### [SHORT TASK]
Set down all of the data exactly as it appears.
Begin INPUT DATA
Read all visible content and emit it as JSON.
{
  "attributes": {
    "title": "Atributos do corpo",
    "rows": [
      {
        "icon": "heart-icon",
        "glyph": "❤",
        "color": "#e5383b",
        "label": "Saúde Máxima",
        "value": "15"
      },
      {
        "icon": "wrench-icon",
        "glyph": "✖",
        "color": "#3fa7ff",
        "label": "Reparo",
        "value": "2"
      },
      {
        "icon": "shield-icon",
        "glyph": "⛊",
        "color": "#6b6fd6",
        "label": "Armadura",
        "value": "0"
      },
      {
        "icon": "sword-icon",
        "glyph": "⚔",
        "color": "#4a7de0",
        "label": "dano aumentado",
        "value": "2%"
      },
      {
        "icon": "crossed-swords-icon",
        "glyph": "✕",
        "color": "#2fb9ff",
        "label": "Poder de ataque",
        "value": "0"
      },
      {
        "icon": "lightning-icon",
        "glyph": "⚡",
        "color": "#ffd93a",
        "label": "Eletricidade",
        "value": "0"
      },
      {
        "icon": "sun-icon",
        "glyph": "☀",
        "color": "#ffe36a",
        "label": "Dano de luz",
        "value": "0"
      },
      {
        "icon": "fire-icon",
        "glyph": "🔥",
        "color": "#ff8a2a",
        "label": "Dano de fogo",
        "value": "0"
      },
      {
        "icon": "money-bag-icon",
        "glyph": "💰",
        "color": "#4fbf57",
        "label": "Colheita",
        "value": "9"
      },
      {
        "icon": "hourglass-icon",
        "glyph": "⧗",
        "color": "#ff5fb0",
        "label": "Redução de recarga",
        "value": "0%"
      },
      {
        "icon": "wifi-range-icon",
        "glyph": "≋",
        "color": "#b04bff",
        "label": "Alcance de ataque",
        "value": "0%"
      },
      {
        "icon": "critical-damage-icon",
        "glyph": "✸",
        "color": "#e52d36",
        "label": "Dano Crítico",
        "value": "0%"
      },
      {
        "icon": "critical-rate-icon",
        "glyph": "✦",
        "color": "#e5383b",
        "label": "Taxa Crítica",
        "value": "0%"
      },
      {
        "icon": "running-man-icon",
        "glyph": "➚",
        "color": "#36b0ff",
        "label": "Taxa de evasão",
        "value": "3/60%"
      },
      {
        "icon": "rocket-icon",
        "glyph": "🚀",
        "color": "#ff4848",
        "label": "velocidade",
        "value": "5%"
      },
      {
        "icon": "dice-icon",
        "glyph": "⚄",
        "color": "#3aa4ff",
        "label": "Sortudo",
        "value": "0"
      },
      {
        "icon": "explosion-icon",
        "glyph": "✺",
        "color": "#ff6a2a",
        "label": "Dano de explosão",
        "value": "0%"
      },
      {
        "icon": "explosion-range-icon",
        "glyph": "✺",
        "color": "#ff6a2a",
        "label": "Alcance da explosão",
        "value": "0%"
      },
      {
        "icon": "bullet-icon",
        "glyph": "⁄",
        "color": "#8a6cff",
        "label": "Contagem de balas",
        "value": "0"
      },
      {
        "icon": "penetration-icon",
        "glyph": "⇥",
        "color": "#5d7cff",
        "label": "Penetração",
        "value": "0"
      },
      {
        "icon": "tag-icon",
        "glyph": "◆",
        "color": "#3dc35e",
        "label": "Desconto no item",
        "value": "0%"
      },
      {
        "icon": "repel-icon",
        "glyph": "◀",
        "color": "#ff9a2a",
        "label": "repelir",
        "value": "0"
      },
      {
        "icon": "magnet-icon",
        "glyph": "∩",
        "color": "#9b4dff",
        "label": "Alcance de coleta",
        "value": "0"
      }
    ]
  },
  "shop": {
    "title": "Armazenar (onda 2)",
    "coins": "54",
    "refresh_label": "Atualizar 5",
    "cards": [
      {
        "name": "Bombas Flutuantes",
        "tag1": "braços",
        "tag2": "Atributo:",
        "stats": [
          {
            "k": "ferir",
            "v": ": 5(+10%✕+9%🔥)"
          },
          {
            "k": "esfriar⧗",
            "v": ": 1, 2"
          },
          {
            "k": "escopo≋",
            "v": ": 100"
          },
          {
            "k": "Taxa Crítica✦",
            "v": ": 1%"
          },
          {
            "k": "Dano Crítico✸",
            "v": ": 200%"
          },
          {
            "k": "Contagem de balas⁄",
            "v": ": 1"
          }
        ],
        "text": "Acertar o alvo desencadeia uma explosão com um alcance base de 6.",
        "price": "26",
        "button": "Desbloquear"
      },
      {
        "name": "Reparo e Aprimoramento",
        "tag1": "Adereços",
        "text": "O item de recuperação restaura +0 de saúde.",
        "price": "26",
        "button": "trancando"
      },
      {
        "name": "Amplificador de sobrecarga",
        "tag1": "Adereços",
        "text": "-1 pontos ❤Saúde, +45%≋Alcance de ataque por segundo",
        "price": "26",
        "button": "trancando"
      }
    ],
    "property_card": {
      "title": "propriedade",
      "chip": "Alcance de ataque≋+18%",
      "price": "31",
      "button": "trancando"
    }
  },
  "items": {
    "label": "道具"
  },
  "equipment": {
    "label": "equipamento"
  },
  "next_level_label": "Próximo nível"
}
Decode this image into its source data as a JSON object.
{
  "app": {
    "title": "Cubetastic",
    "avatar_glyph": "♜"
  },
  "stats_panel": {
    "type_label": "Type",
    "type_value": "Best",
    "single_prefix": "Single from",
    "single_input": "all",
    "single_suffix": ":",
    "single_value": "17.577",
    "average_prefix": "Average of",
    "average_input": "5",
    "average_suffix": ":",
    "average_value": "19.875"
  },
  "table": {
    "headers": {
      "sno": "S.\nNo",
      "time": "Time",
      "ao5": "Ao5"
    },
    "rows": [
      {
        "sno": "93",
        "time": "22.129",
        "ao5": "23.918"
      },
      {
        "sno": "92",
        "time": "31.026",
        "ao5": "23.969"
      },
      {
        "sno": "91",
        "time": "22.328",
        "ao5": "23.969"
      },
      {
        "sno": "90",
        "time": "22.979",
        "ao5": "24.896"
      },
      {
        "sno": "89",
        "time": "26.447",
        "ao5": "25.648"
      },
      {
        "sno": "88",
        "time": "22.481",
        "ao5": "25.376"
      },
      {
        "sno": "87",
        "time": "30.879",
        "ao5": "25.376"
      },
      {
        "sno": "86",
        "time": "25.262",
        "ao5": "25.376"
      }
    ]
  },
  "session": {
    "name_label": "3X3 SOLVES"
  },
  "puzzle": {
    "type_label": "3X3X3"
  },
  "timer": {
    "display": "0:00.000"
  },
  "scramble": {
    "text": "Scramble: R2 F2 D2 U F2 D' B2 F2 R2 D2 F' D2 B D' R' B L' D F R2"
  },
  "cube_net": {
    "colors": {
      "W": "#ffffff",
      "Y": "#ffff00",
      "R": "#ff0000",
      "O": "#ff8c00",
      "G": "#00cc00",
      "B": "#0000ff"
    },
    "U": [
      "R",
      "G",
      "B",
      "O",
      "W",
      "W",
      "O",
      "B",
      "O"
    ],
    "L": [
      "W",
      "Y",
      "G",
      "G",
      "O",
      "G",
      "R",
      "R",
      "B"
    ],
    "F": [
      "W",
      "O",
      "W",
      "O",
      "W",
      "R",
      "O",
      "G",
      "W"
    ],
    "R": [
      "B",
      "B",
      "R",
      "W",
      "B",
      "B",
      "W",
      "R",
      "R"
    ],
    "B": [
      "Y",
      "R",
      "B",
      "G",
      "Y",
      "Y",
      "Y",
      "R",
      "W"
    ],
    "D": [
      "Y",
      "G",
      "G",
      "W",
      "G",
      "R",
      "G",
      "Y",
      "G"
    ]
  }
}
End INPUT DATA
### [OUTPUT]
Read all visible content and emit it as JSON.
{
  "attributes": {
    "title": "Atributos do corpo",
    "rows": [
      {
        "icon": "heart-icon",
        "glyph": "❤",
        "color": "#e5383b",
        "label": "Saúde Máxima",
        "value": "15"
      },
      {
        "icon": "wrench-icon",
        "glyph": "✖",
        "color": "#3fa7ff",
        "label": "Reparo",
        "value": "2"
      },
      {
        "icon": "shield-icon",
        "glyph": "⛊",
        "color": "#6b6fd6",
        "label": "Armadura",
        "value": "0"
      },
      {
        "icon": "sword-icon",
        "glyph": "⚔",
        "color": "#4a7de0",
        "label": "dano aumentado",
        "value": "2%"
      },
      {
        "icon": "crossed-swords-icon",
        "glyph": "✕",
        "color": "#2fb9ff",
        "label": "Poder de ataque",
        "value": "0"
      },
      {
        "icon": "lightning-icon",
        "glyph": "⚡",
        "color": "#ffd93a",
        "label": "Eletricidade",
        "value": "0"
      },
      {
        "icon": "sun-icon",
        "glyph": "☀",
        "color": "#ffe36a",
        "label": "Dano de luz",
        "value": "0"
      },
      {
        "icon": "fire-icon",
        "glyph": "🔥",
        "color": "#ff8a2a",
        "label": "Dano de fogo",
        "value": "0"
      },
      {
        "icon": "money-bag-icon",
        "glyph": "💰",
        "color": "#4fbf57",
        "label": "Colheita",
        "value": "9"
      },
      {
        "icon": "hourglass-icon",
        "glyph": "⧗",
        "color": "#ff5fb0",
        "label": "Redução de recarga",
        "value": "0%"
      },
      {
        "icon": "wifi-range-icon",
        "glyph": "≋",
        "color": "#b04bff",
        "label": "Alcance de ataque",
        "value": "0%"
      },
      {
        "icon": "critical-damage-icon",
        "glyph": "✸",
        "color": "#e52d36",
        "label": "Dano Crítico",
        "value": "0%"
      },
      {
        "icon": "critical-rate-icon",
        "glyph": "✦",
        "color": "#e5383b",
        "label": "Taxa Crítica",
        "value": "0%"
      },
      {
        "icon": "running-man-icon",
        "glyph": "➚",
        "color": "#36b0ff",
        "label": "Taxa de evasão",
        "value": "3/60%"
      },
      {
        "icon": "rocket-icon",
        "glyph": "🚀",
        "color": "#ff4848",
        "label": "velocidade",
        "value": "5%"
      },
      {
        "icon": "dice-icon",
        "glyph": "⚄",
        "color": "#3aa4ff",
        "label": "Sortudo",
        "value": "0"
      },
      {
        "icon": "explosion-icon",
        "glyph": "✺",
        "color": "#ff6a2a",
        "label": "Dano de explosão",
        "value": "0%"
      },
      {
        "icon": "explosion-range-icon",
        "glyph": "✺",
        "color": "#ff6a2a",
        "label": "Alcance da explosão",
        "value": "0%"
      },
      {
        "icon": "bullet-icon",
        "glyph": "⁄",
        "color": "#8a6cff",
        "label": "Contagem de balas",
        "value": "0"
      },
      {
        "icon": "penetration-icon",
        "glyph": "⇥",
        "color": "#5d7cff",
        "label": "Penetração",
        "value": "0"
      },
      {
        "icon": "tag-icon",
        "glyph": "◆",
        "color": "#3dc35e",
        "label": "Desconto no item",
        "value": "0%"
      },
      {
        "icon": "repel-icon",
        "glyph": "◀",
        "color": "#ff9a2a",
        "label": "repelir",
        "value": "0"
      },
      {
        "icon": "magnet-icon",
        "glyph": "∩",
        "color": "#9b4dff",
        "label": "Alcance de coleta",
        "value": "0"
      }
    ]
  },
  "shop": {
    "title": "Armazenar (onda 2)",
    "coins": "54",
    "refresh_label": "Atualizar 5",
    "cards": [
      {
        "name": "Bombas Flutuantes",
        "tag1": "braços",
        "tag2": "Atributo:",
        "stats": [
          {
            "k": "ferir",
            "v": ": 5(+10%✕+9%🔥)"
          },
          {
            "k": "esfriar⧗",
            "v": ": 1, 2"
          },
          {
            "k": "escopo≋",
            "v": ": 100"
          },
          {
            "k": "Taxa Crítica✦",
            "v": ": 1%"
          },
          {
            "k": "Dano Crítico✸",
            "v": ": 200%"
          },
          {
            "k": "Contagem de balas⁄",
            "v": ": 1"
          }
        ],
        "text": "Acertar o alvo desencadeia uma explosão com um alcance base de 6.",
        "price": "26",
        "button": "Desbloquear"
      },
      {
        "name": "Reparo e Aprimoramento",
        "tag1": "Adereços",
        "text": "O item de recuperação restaura +0 de saúde.",
        "price": "26",
        "button": "trancando"
      },
      {
        "name": "Amplificador de sobrecarga",
        "tag1": "Adereços",
        "text": "-1 pontos ❤Saúde, +45%≋Alcance de ataque por segundo",
        "price": "26",
        "button": "trancando"
      }
    ],
    "property_card": {
      "title": "propriedade",
      "chip": "Alcance de ataque≋+18%",
      "price": "31",
      "button": "trancando"
    }
  },
  "items": {
    "label": "道具"
  },
  "equipment": {
    "label": "equipamento"
  },
  "next_level_label": "Próximo nível"
}
Decode this image into its source data as a JSON object.
{
  "app": {
    "title": "Cubetastic",
    "avatar_glyph": "♜"
  },
  "stats_panel": {
    "type_label": "Type",
    "type_value": "Best",
    "single_prefix": "Single from",
    "single_input": "all",
    "single_suffix": ":",
    "single_value": "17.577",
    "average_prefix": "Average of",
    "average_input": "5",
    "average_suffix": ":",
    "average_value": "19.875"
  },
  "table": {
    "headers": {
      "sno": "S.\nNo",
      "time": "Time",
      "ao5": "Ao5"
    },
    "rows": [
      {
        "sno": "93",
        "time": "22.129",
        "ao5": "23.918"
      },
      {
        "sno": "92",
        "time": "31.026",
        "ao5": "23.969"
      },
      {
        "sno": "91",
        "time": "22.328",
        "ao5": "23.969"
      },
      {
        "sno": "90",
        "time": "22.979",
        "ao5": "24.896"
      },
      {
        "sno": "89",
        "time": "26.447",
        "ao5": "25.648"
      },
      {
        "sno": "88",
        "time": "22.481",
        "ao5": "25.376"
      },
      {
        "sno": "87",
        "time": "30.879",
        "ao5": "25.376"
      },
      {
        "sno": "86",
        "time": "25.262",
        "ao5": "25.376"
      }
    ]
  },
  "session": {
    "name_label": "3X3 SOLVES"
  },
  "puzzle": {
    "type_label": "3X3X3"
  },
  "timer": {
    "display": "0:00.000"
  },
  "scramble": {
    "text": "Scramble: R2 F2 D2 U F2 D' B2 F2 R2 D2 F' D2 B D' R' B L' D F R2"
  },
  "cube_net": {
    "colors": {
      "W": "#ffffff",
      "Y": "#ffff00",
      "R": "#ff0000",
      "O": "#ff8c00",
      "G": "#00cc00",
      "B": "#0000ff"
    },
    "U": [
      "R",
      "G",
      "B",
      "O",
      "W",
      "W",
      "O",
      "B",
      "O"
    ],
    "L": [
      "W",
      "Y",
      "G",
      "G",
      "O",
      "G",
      "R",
      "R",
      "B"
    ],
    "F": [
      "W",
      "O",
      "W",
      "O",
      "W",
      "R",
      "O",
      "G",
      "W"
    ],
    "R": [
      "B",
      "B",
      "R",
      "W",
      "B",
      "B",
      "W",
      "R",
      "R"
    ],
    "B": [
      "Y",
      "R",
      "B",
      "G",
      "Y",
      "Y",
      "Y",
      "R",
      "W"
    ],
    "D": [
      "Y",
      "G",
      "G",
      "W",
      "G",
      "R",
      "G",
      "Y",
      "G"
    ]
  }
}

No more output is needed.